# start of Excerpted records
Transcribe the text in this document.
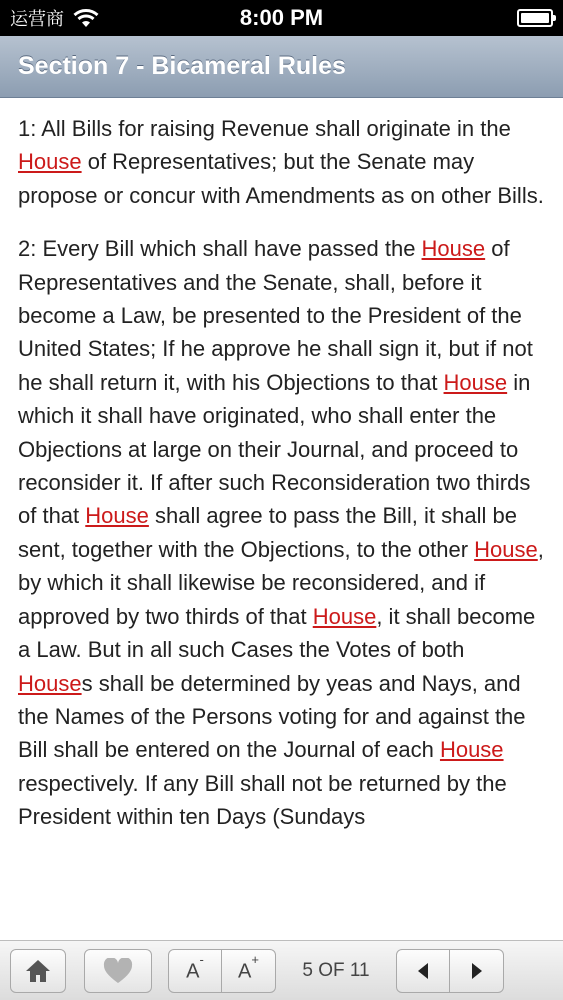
运营商	8:00 PM
Section 7 - Bicameral Rules

1: All Bills for raising Revenue shall originate in the House of Representatives; but the Senate may propose or concur with Amendments as on other Bills.

2: Every Bill which shall have passed the House of Representatives and the Senate, shall, before it become a Law, be presented to the President of the United States; If he approve he shall sign it, but if not he shall return it, with his Objections to that House in which it shall have originated, who shall enter the Objections at large on their Journal, and proceed to reconsider it. If after such Reconsideration two thirds of that House shall agree to pass the Bill, it shall be sent, together with the Objections, to the other House, by which it shall likewise be reconsidered, and if approved by two thirds of that House, it shall become a Law. But in all such Cases the Votes of both Houses shall be determined by yeas and Nays, and the Names of the Persons voting for and against the Bill shall be entered on the Journal of each House respectively. If any Bill shall not be returned by the President within ten Days (Sundays

A-
A+
5 OF 11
# end of Excerpted records
Send back the data above word for word, with the pictures left out.

Result below:
Transcribe the text in this document.
运营商	8:00 PM
Section 7 - Bicameral Rules

1: All Bills for raising Revenue shall originate in the House of Representatives; but the Senate may propose or concur with Amendments as on other Bills.

2: Every Bill which shall have passed the House of Representatives and the Senate, shall, before it become a Law, be presented to the President of the United States; If he approve he shall sign it, but if not he shall return it, with his Objections to that House in which it shall have originated, who shall enter the Objections at large on their Journal, and proceed to reconsider it. If after such Reconsideration two thirds of that House shall agree to pass the Bill, it shall be sent, together with the Objections, to the other House, by which it shall likewise be reconsidered, and if approved by two thirds of that House, it shall become a Law. But in all such Cases the Votes of both Houses shall be determined by yeas and Nays, and the Names of the Persons voting for and against the Bill shall be entered on the Journal of each House respectively. If any Bill shall not be returned by the President within ten Days (Sundays

A-
A+
5 OF 11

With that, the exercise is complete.